Entries taken from a collection:
::::

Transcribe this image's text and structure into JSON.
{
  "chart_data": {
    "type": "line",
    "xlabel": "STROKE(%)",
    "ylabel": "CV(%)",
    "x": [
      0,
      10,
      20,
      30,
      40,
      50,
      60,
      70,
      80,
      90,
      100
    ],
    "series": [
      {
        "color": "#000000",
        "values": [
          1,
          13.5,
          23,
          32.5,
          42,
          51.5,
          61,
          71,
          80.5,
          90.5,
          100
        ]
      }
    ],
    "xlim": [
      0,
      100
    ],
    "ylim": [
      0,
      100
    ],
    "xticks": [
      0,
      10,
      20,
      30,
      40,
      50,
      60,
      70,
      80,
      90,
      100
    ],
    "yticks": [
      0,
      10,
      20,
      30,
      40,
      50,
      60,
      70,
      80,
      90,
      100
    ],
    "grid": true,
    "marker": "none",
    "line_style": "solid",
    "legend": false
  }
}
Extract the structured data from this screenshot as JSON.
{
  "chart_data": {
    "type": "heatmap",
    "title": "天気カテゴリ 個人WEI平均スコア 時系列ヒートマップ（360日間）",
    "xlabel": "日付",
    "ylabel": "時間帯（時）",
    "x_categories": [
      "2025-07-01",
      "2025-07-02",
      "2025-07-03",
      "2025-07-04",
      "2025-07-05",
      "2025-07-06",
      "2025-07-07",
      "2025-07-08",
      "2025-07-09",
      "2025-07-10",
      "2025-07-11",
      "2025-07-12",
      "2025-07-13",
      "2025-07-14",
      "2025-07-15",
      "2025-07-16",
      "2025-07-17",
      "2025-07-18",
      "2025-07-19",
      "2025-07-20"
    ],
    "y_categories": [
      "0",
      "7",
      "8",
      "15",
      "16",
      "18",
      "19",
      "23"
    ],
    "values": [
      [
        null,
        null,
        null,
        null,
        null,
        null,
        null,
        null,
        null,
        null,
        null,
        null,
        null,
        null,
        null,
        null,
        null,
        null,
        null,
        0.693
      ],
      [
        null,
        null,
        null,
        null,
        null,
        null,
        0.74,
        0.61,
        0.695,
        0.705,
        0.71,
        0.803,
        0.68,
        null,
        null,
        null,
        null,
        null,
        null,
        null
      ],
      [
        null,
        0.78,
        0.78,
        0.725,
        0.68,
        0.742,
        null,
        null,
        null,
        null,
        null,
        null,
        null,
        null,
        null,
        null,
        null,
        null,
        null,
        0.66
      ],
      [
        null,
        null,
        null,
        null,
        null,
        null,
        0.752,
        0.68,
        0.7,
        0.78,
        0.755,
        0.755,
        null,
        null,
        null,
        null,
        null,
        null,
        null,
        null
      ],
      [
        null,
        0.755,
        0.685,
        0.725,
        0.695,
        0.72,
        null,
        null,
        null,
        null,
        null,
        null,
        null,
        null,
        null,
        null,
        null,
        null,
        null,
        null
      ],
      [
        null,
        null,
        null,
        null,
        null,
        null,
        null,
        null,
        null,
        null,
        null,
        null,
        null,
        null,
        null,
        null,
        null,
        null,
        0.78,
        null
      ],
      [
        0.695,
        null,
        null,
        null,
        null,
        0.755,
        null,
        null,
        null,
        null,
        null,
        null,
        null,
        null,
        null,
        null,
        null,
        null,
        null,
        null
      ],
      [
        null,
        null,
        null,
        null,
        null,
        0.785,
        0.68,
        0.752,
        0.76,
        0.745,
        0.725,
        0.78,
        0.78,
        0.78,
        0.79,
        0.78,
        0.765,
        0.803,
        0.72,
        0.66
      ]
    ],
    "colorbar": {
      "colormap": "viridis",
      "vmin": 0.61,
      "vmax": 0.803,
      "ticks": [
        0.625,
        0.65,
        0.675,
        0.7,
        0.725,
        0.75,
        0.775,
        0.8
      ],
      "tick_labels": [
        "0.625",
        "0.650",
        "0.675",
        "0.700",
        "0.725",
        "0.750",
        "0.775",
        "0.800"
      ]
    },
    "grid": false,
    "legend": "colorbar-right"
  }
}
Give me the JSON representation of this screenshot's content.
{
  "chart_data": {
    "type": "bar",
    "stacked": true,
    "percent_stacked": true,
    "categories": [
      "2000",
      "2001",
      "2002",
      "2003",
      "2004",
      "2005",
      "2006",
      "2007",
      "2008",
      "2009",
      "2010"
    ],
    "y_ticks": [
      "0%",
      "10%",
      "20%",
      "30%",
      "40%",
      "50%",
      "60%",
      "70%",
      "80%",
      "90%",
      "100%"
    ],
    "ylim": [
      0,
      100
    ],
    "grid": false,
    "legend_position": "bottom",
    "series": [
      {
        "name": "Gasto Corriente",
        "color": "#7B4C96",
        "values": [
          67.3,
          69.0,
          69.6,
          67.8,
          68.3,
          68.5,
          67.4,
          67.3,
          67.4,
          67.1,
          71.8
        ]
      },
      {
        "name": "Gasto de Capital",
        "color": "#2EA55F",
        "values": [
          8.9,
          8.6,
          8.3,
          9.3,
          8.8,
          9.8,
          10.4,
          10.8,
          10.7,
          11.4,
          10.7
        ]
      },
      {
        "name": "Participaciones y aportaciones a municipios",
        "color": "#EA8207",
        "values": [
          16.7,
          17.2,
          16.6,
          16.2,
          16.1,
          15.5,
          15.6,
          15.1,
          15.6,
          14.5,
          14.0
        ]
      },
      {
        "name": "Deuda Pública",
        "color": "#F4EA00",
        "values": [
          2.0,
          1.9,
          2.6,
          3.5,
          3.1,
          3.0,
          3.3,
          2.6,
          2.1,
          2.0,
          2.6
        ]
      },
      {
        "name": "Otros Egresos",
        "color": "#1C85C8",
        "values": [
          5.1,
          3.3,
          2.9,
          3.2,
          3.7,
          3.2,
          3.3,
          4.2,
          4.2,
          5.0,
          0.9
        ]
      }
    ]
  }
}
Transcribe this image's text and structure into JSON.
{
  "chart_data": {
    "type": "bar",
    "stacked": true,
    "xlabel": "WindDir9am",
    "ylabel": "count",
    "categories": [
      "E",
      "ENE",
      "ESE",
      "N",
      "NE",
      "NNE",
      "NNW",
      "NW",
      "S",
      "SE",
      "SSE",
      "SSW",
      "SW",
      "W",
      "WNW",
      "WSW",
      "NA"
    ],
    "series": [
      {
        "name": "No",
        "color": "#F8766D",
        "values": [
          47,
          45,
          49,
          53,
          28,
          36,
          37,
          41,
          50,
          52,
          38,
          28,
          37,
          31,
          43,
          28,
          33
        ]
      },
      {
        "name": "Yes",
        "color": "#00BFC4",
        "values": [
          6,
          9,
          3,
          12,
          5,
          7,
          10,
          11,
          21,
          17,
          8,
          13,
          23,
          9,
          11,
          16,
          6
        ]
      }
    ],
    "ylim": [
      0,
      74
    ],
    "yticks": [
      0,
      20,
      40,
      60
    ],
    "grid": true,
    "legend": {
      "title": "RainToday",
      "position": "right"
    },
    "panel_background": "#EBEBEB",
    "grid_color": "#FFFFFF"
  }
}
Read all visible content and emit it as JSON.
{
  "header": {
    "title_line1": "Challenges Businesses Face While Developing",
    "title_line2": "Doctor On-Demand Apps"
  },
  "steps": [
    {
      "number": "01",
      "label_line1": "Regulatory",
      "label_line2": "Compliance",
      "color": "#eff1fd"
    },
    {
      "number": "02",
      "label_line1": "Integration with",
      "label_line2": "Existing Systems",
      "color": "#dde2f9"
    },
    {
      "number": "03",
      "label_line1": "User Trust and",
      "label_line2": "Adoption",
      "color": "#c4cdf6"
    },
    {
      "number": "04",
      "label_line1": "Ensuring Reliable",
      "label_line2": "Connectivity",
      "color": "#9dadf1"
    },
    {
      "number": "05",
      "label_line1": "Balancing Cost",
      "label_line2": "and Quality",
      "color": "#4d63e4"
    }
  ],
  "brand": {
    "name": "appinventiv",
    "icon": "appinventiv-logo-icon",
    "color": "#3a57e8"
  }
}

::::

Required task: Pick out all the lines with the word "type" in them and copy them.

Result for this task:
    "type": "line",
    "type": "heatmap",
    "type": "bar",
    "type": "bar",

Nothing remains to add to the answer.